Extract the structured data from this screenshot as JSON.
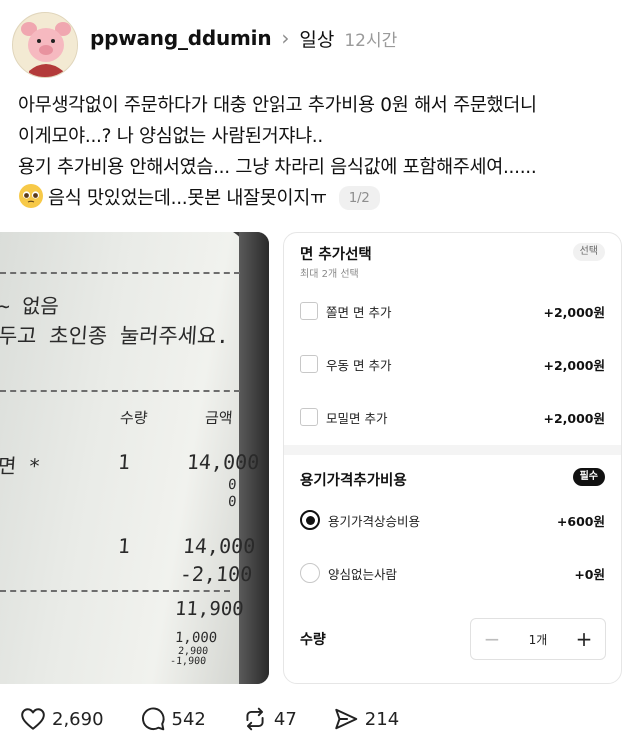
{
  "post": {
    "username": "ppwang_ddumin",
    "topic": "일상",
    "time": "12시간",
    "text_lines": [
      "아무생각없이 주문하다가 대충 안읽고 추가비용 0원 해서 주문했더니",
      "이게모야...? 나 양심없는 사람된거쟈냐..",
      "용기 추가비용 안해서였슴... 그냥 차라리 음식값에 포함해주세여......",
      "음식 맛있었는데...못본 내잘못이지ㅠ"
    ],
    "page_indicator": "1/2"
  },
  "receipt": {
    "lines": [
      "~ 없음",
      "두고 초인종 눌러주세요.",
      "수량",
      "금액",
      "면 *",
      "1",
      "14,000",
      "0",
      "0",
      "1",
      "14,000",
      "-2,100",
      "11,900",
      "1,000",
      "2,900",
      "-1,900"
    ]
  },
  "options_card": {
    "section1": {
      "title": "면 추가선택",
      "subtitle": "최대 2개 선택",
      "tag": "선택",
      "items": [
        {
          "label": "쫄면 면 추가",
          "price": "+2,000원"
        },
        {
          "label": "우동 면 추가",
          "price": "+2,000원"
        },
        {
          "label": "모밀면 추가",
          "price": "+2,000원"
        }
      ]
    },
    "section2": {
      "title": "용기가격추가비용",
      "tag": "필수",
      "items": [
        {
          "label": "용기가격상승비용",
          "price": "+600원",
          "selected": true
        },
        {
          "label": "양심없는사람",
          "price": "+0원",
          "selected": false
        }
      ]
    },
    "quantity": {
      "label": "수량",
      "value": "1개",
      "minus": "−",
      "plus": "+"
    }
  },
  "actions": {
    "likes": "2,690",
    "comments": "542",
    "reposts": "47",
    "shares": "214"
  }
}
---
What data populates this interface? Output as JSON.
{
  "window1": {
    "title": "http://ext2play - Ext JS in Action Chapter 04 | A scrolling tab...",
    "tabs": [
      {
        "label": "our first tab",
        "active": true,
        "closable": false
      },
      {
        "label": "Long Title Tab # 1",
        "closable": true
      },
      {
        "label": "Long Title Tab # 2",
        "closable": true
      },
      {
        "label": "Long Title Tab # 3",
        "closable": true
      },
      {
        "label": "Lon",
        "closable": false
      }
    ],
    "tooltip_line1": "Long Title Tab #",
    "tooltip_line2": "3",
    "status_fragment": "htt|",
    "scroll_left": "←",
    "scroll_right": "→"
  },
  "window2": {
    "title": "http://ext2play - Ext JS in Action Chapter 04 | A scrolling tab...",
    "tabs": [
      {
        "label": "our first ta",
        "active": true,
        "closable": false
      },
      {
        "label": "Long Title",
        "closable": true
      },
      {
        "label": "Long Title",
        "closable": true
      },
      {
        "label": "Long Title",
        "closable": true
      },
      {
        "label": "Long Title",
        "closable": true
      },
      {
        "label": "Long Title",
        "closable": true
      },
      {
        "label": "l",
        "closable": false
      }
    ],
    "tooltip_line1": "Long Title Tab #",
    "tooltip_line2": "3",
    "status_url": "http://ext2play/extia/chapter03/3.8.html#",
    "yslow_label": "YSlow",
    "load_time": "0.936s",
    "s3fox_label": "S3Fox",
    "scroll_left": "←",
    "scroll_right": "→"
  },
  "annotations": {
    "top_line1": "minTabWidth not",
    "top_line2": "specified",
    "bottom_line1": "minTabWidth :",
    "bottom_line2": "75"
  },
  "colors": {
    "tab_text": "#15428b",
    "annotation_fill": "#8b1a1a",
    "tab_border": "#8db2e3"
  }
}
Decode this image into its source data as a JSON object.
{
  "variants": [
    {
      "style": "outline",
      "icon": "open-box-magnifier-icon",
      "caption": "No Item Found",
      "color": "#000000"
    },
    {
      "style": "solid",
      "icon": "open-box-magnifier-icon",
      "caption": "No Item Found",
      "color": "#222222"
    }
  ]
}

- [WORK REQUIRED]
Report the number of lines in the entries above that include the string "data". Give nothing but the number.

- [SOLUTION]
3